──────── Material for the task ────────

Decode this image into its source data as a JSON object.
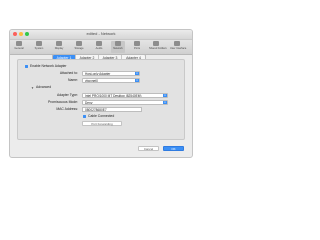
{
  "window": {
    "title": "edited - Network"
  },
  "toolbar": {
    "items": [
      {
        "label": "General"
      },
      {
        "label": "System"
      },
      {
        "label": "Display"
      },
      {
        "label": "Storage"
      },
      {
        "label": "Audio"
      },
      {
        "label": "Network"
      },
      {
        "label": "Ports"
      },
      {
        "label": "Shared Folders"
      },
      {
        "label": "User Interface"
      }
    ],
    "selected": "Network"
  },
  "tabs": [
    "Adapter 1",
    "Adapter 2",
    "Adapter 3",
    "Adapter 4"
  ],
  "form": {
    "enable_label": "Enable Network Adapter",
    "attached_label": "Attached to:",
    "attached_value": "Host-only Adapter",
    "name_label": "Name:",
    "name_value": "vboxnet0",
    "advanced_label": "Advanced",
    "adapter_type_label": "Adapter Type:",
    "adapter_type_value": "Intel PRO/1000 MT Desktop (82540EM)",
    "promiscuous_label": "Promiscuous Mode:",
    "promiscuous_value": "Deny",
    "mac_label": "MAC Address:",
    "mac_value": "0800278680E7",
    "cable_label": "Cable Connected",
    "port_forwarding_label": "Port Forwarding"
  },
  "buttons": {
    "cancel": "Cancel",
    "ok": "OK"
  },
  "colors": {
    "accent": "#3b8ff5"
  }
}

────────

## Given instruction
Without including the pictures, return each record above exactly as it stands.

## Response
Decode this image into its source data as a JSON object.
{
  "window": {
    "title": "edited - Network"
  },
  "toolbar": {
    "items": [
      {
        "label": "General"
      },
      {
        "label": "System"
      },
      {
        "label": "Display"
      },
      {
        "label": "Storage"
      },
      {
        "label": "Audio"
      },
      {
        "label": "Network"
      },
      {
        "label": "Ports"
      },
      {
        "label": "Shared Folders"
      },
      {
        "label": "User Interface"
      }
    ],
    "selected": "Network"
  },
  "tabs": [
    "Adapter 1",
    "Adapter 2",
    "Adapter 3",
    "Adapter 4"
  ],
  "form": {
    "enable_label": "Enable Network Adapter",
    "attached_label": "Attached to:",
    "attached_value": "Host-only Adapter",
    "name_label": "Name:",
    "name_value": "vboxnet0",
    "advanced_label": "Advanced",
    "adapter_type_label": "Adapter Type:",
    "adapter_type_value": "Intel PRO/1000 MT Desktop (82540EM)",
    "promiscuous_label": "Promiscuous Mode:",
    "promiscuous_value": "Deny",
    "mac_label": "MAC Address:",
    "mac_value": "0800278680E7",
    "cable_label": "Cable Connected",
    "port_forwarding_label": "Port Forwarding"
  },
  "buttons": {
    "cancel": "Cancel",
    "ok": "OK"
  },
  "colors": {
    "accent": "#3b8ff5"
  }
}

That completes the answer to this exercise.